┌──
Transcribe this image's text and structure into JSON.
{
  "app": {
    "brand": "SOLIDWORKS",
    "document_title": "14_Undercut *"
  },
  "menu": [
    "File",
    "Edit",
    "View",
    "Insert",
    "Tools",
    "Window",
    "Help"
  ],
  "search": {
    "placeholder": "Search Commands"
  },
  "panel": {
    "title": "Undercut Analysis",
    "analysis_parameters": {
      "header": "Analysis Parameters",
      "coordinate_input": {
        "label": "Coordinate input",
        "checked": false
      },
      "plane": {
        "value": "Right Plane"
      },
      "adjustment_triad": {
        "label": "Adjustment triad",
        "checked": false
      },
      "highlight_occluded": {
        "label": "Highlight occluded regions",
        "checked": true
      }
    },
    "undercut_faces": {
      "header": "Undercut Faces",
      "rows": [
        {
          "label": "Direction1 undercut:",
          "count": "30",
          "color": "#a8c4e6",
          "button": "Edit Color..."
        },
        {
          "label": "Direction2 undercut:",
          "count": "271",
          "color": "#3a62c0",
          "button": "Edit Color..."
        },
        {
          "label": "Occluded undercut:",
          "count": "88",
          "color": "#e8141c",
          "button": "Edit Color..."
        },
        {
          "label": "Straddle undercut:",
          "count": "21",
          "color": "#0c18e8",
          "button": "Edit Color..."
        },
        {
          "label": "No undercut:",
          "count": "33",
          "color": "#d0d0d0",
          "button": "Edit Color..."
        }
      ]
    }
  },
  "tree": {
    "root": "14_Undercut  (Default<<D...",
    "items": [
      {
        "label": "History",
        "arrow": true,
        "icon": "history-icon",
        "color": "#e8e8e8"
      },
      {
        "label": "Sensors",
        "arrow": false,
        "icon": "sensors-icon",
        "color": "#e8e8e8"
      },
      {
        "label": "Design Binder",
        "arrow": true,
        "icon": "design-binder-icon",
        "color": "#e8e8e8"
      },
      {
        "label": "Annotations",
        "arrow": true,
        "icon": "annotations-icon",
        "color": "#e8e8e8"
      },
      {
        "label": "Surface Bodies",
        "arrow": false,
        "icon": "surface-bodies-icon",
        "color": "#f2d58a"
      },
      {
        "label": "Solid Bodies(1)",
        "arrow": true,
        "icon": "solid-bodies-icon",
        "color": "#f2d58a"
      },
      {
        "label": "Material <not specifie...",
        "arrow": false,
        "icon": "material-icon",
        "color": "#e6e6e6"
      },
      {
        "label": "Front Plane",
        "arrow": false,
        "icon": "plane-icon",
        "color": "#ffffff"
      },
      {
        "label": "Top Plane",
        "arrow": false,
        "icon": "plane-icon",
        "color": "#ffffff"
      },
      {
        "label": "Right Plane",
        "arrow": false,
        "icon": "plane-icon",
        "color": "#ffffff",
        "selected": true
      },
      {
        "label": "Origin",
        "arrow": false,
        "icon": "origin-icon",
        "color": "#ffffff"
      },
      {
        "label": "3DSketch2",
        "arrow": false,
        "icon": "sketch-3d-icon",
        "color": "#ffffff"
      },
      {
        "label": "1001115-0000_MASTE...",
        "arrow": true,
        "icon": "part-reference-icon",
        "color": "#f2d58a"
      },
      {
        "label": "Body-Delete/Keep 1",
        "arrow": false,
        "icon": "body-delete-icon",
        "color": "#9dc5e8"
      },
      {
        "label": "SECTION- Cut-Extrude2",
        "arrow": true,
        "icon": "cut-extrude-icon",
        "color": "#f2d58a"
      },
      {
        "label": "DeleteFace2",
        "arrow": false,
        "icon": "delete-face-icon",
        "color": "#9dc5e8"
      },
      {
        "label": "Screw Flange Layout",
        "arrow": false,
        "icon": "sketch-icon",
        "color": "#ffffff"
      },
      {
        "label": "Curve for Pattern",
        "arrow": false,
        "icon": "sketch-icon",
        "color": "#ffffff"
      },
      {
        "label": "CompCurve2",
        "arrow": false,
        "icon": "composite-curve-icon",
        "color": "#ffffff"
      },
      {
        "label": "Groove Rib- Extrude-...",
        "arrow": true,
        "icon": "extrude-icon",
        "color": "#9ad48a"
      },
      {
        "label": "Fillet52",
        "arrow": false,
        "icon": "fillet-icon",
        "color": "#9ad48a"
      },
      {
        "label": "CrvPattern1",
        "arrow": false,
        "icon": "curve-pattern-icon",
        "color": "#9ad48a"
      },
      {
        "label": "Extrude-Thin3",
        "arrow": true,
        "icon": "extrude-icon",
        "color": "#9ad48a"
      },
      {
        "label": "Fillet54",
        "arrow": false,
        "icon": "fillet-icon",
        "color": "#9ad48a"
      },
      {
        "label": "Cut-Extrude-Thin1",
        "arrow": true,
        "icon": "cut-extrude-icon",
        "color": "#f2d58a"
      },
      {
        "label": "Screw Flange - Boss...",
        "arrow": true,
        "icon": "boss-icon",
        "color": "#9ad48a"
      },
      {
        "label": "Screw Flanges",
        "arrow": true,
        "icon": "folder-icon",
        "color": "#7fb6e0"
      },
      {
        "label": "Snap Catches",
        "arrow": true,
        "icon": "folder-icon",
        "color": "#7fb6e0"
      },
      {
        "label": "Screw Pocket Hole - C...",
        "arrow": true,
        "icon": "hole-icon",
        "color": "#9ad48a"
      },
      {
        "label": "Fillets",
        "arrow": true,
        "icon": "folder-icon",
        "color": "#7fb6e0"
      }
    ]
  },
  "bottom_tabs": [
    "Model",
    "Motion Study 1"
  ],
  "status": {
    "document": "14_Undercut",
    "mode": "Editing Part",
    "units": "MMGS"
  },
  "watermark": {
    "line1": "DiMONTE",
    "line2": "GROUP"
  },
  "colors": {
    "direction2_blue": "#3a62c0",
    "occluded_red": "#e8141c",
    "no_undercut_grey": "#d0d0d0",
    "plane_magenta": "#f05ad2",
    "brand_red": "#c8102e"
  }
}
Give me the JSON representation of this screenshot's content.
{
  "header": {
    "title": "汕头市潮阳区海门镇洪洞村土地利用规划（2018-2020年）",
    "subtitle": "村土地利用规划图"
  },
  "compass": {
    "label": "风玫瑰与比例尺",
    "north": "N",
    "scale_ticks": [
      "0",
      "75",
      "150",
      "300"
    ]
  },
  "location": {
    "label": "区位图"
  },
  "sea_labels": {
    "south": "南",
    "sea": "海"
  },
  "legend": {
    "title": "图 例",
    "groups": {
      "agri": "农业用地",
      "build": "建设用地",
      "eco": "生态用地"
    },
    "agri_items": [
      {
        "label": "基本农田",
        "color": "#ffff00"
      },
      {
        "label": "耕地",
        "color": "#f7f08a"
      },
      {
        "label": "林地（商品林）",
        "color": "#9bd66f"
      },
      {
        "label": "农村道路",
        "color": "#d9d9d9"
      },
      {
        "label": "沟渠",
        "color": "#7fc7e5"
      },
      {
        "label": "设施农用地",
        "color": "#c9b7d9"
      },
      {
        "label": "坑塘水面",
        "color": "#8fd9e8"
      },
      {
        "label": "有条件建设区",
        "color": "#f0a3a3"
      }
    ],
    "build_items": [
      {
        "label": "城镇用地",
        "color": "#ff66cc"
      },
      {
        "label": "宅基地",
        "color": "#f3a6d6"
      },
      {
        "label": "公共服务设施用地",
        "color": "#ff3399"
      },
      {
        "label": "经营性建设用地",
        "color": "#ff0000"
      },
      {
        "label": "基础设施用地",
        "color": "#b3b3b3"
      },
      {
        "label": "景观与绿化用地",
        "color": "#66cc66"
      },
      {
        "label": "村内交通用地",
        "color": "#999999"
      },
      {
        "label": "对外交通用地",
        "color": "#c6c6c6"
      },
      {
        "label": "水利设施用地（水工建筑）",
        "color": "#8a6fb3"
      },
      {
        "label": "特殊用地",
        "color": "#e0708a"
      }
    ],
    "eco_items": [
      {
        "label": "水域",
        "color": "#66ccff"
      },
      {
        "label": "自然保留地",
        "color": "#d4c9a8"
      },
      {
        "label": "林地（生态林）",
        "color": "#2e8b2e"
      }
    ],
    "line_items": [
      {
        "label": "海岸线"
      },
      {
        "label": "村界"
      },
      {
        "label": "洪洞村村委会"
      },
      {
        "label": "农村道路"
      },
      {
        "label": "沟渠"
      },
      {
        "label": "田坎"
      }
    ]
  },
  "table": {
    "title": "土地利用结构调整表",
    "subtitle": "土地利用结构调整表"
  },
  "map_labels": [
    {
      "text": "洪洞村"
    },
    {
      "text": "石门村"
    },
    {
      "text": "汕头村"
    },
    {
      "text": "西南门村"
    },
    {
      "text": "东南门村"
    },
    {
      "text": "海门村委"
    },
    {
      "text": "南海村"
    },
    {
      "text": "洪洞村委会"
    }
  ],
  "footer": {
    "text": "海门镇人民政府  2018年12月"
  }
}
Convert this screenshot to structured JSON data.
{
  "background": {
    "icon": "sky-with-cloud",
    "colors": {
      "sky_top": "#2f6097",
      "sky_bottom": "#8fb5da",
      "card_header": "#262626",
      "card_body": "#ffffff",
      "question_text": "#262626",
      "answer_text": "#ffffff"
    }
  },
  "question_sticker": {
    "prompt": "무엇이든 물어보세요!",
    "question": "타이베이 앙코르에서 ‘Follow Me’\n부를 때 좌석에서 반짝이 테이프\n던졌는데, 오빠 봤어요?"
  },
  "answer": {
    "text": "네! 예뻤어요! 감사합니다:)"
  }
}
└──
◆ Set exercise
Tally how many lines of the records hold the word "JSON". Answer with the number only.

◆ Answer
3